■ DATA PROVIDED ■
+++++
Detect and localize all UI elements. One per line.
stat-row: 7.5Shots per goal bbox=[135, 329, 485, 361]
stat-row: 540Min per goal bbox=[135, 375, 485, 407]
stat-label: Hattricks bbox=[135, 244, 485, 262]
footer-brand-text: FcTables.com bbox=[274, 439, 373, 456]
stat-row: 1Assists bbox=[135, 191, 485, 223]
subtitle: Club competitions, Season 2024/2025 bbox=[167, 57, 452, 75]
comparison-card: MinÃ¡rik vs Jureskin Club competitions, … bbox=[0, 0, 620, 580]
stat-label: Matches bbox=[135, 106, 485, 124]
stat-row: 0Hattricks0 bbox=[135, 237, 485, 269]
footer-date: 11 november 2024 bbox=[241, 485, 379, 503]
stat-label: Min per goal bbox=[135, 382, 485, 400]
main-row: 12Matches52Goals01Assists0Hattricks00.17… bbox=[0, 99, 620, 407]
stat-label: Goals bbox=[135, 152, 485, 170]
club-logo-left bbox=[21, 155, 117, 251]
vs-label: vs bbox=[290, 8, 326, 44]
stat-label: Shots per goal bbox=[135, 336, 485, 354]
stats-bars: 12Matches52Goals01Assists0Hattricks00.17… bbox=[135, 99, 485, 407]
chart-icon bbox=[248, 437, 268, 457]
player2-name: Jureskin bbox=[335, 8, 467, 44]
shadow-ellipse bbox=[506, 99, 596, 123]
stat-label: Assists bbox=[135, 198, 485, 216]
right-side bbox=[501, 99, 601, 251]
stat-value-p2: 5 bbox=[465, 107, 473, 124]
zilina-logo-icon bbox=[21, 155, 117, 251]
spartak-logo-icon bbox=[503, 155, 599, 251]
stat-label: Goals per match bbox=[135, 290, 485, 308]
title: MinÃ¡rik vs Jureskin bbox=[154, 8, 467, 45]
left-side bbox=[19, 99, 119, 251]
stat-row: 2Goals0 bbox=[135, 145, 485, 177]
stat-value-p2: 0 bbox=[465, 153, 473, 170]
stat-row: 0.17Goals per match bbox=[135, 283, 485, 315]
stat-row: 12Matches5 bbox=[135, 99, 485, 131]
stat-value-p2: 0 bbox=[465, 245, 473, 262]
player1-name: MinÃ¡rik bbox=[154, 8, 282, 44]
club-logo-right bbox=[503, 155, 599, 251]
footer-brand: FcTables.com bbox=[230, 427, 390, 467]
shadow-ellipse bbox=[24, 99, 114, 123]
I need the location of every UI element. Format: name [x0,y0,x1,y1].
+++++
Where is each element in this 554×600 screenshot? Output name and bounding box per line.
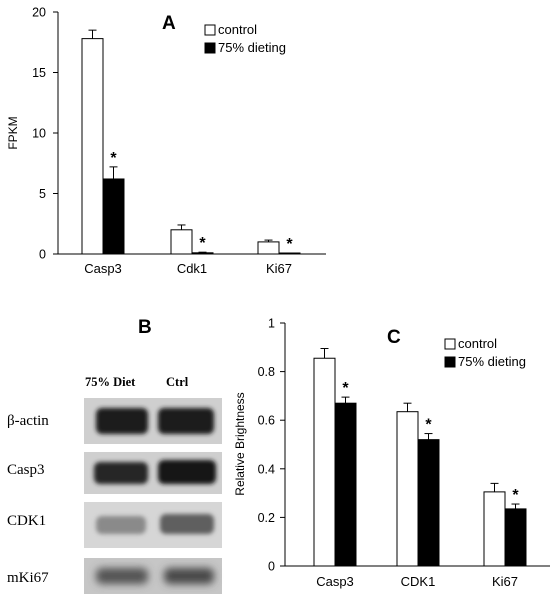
+++++
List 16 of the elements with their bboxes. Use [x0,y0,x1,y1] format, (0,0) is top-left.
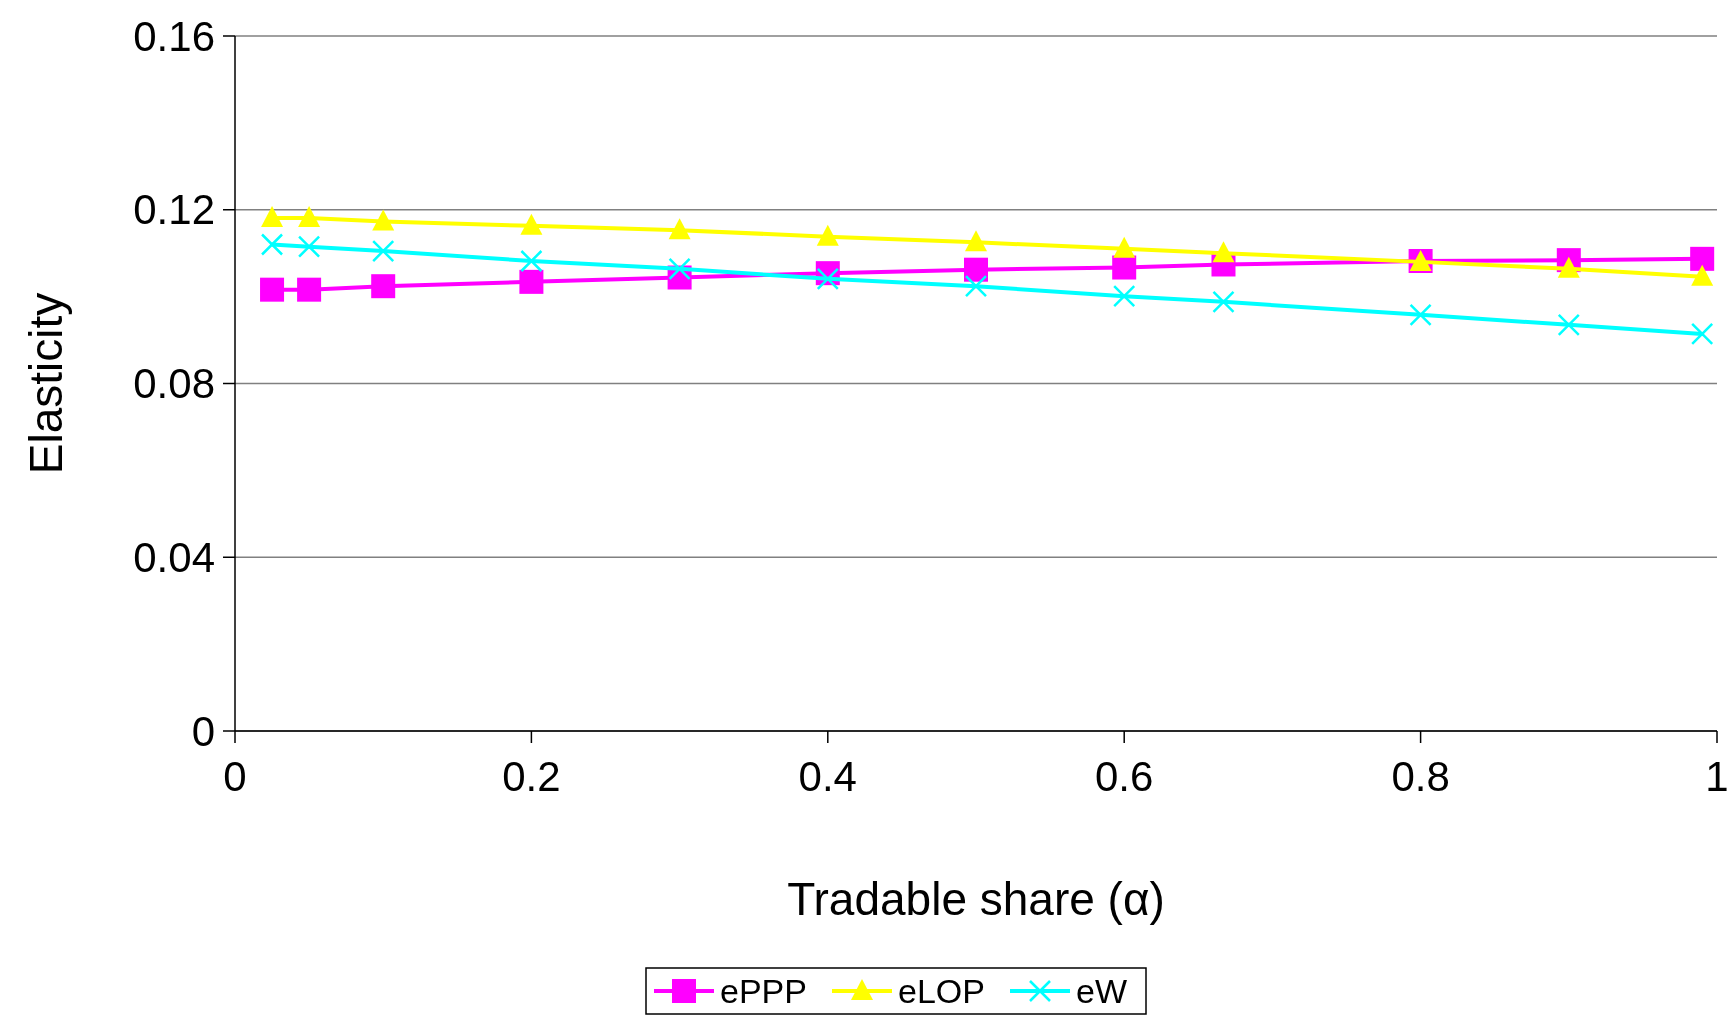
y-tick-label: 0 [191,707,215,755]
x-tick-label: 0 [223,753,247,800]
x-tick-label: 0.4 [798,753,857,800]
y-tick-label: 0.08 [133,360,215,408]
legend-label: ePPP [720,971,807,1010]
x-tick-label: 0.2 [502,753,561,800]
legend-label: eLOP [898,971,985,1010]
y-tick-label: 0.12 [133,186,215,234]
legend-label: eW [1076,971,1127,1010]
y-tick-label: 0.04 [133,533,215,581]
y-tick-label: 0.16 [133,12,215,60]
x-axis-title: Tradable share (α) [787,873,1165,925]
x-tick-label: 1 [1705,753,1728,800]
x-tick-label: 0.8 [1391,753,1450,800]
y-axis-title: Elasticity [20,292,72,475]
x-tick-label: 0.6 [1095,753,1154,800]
+++++
Quote everything in the records from the line containing "Detect and localize" down to the line containing "stat-row: 1Assists bbox=[135, 191, 485, 223]", including both of those lines.

■ COMPLETE OUTPUT ■
Detect and localize all UI elements. One per line.
stat-row: 7.5Shots per goal bbox=[135, 329, 485, 361]
stat-row: 540Min per goal bbox=[135, 375, 485, 407]
stat-label: Hattricks bbox=[135, 244, 485, 262]
footer-brand-text: FcTables.com bbox=[274, 439, 373, 456]
stat-row: 1Assists bbox=[135, 191, 485, 223]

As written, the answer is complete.